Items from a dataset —
╭──

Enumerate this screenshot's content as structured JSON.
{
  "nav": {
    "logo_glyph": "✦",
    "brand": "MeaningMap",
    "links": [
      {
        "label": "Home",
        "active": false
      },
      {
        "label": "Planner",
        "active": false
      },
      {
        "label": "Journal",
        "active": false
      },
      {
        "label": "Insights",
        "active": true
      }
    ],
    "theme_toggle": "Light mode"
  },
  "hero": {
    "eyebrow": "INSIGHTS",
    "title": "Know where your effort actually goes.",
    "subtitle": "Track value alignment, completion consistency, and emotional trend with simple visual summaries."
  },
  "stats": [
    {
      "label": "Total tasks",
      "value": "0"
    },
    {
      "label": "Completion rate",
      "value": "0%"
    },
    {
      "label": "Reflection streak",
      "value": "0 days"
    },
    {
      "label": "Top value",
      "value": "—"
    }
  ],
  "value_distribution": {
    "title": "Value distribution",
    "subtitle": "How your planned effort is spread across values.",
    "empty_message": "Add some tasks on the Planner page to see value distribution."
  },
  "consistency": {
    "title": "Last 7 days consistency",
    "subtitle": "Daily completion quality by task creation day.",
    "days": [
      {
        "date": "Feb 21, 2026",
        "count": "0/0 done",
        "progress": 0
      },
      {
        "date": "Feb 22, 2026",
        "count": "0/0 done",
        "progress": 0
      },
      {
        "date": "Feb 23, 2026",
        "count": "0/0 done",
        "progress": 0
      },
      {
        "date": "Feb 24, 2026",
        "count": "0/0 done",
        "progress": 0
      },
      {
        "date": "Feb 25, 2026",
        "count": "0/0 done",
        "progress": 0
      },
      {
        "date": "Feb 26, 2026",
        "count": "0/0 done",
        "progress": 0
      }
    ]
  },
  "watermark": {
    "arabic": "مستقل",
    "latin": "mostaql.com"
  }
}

╰──

Set problem —
Exactly as written above, please repeat the entries.

Task solution —
Enumerate this screenshot's content as structured JSON.
{
  "nav": {
    "logo_glyph": "✦",
    "brand": "MeaningMap",
    "links": [
      {
        "label": "Home",
        "active": false
      },
      {
        "label": "Planner",
        "active": false
      },
      {
        "label": "Journal",
        "active": false
      },
      {
        "label": "Insights",
        "active": true
      }
    ],
    "theme_toggle": "Light mode"
  },
  "hero": {
    "eyebrow": "INSIGHTS",
    "title": "Know where your effort actually goes.",
    "subtitle": "Track value alignment, completion consistency, and emotional trend with simple visual summaries."
  },
  "stats": [
    {
      "label": "Total tasks",
      "value": "0"
    },
    {
      "label": "Completion rate",
      "value": "0%"
    },
    {
      "label": "Reflection streak",
      "value": "0 days"
    },
    {
      "label": "Top value",
      "value": "—"
    }
  ],
  "value_distribution": {
    "title": "Value distribution",
    "subtitle": "How your planned effort is spread across values.",
    "empty_message": "Add some tasks on the Planner page to see value distribution."
  },
  "consistency": {
    "title": "Last 7 days consistency",
    "subtitle": "Daily completion quality by task creation day.",
    "days": [
      {
        "date": "Feb 21, 2026",
        "count": "0/0 done",
        "progress": 0
      },
      {
        "date": "Feb 22, 2026",
        "count": "0/0 done",
        "progress": 0
      },
      {
        "date": "Feb 23, 2026",
        "count": "0/0 done",
        "progress": 0
      },
      {
        "date": "Feb 24, 2026",
        "count": "0/0 done",
        "progress": 0
      },
      {
        "date": "Feb 25, 2026",
        "count": "0/0 done",
        "progress": 0
      },
      {
        "date": "Feb 26, 2026",
        "count": "0/0 done",
        "progress": 0
      }
    ]
  },
  "watermark": {
    "arabic": "مستقل",
    "latin": "mostaql.com"
  }
}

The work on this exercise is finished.